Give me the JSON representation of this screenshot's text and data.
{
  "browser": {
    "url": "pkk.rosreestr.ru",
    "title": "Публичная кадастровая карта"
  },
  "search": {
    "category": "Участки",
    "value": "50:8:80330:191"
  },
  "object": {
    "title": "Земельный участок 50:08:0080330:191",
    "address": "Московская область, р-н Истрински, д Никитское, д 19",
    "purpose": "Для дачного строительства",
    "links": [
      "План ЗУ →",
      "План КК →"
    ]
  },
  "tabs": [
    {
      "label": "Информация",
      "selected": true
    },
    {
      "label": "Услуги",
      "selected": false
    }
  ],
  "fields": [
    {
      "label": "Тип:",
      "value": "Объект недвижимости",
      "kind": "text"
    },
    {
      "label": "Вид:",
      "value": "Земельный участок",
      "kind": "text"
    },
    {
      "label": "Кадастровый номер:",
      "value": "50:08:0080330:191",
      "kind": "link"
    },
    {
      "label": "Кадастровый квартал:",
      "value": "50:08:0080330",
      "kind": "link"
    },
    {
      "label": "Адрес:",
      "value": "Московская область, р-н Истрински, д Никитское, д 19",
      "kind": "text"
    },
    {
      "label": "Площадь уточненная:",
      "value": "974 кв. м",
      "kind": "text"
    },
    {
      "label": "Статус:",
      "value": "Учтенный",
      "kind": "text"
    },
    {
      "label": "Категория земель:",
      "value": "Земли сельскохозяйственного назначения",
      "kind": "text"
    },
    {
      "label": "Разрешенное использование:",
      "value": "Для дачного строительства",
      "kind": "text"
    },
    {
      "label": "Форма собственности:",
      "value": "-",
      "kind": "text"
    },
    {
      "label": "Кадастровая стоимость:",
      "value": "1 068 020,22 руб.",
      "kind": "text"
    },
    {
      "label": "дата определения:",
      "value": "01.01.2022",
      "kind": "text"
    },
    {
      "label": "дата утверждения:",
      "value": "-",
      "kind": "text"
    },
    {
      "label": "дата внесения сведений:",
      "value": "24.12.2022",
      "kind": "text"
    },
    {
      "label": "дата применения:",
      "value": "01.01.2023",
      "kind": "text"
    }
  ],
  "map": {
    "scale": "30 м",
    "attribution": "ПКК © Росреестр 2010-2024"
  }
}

----

§ What to work on: Write each line above out exactly.

§ Answer to the problem:
Give me the JSON representation of this screenshot's text and data.
{
  "browser": {
    "url": "pkk.rosreestr.ru",
    "title": "Публичная кадастровая карта"
  },
  "search": {
    "category": "Участки",
    "value": "50:8:80330:191"
  },
  "object": {
    "title": "Земельный участок 50:08:0080330:191",
    "address": "Московская область, р-н Истрински, д Никитское, д 19",
    "purpose": "Для дачного строительства",
    "links": [
      "План ЗУ →",
      "План КК →"
    ]
  },
  "tabs": [
    {
      "label": "Информация",
      "selected": true
    },
    {
      "label": "Услуги",
      "selected": false
    }
  ],
  "fields": [
    {
      "label": "Тип:",
      "value": "Объект недвижимости",
      "kind": "text"
    },
    {
      "label": "Вид:",
      "value": "Земельный участок",
      "kind": "text"
    },
    {
      "label": "Кадастровый номер:",
      "value": "50:08:0080330:191",
      "kind": "link"
    },
    {
      "label": "Кадастровый квартал:",
      "value": "50:08:0080330",
      "kind": "link"
    },
    {
      "label": "Адрес:",
      "value": "Московская область, р-н Истрински, д Никитское, д 19",
      "kind": "text"
    },
    {
      "label": "Площадь уточненная:",
      "value": "974 кв. м",
      "kind": "text"
    },
    {
      "label": "Статус:",
      "value": "Учтенный",
      "kind": "text"
    },
    {
      "label": "Категория земель:",
      "value": "Земли сельскохозяйственного назначения",
      "kind": "text"
    },
    {
      "label": "Разрешенное использование:",
      "value": "Для дачного строительства",
      "kind": "text"
    },
    {
      "label": "Форма собственности:",
      "value": "-",
      "kind": "text"
    },
    {
      "label": "Кадастровая стоимость:",
      "value": "1 068 020,22 руб.",
      "kind": "text"
    },
    {
      "label": "дата определения:",
      "value": "01.01.2022",
      "kind": "text"
    },
    {
      "label": "дата утверждения:",
      "value": "-",
      "kind": "text"
    },
    {
      "label": "дата внесения сведений:",
      "value": "24.12.2022",
      "kind": "text"
    },
    {
      "label": "дата применения:",
      "value": "01.01.2023",
      "kind": "text"
    }
  ],
  "map": {
    "scale": "30 м",
    "attribution": "ПКК © Росреестр 2010-2024"
  }
}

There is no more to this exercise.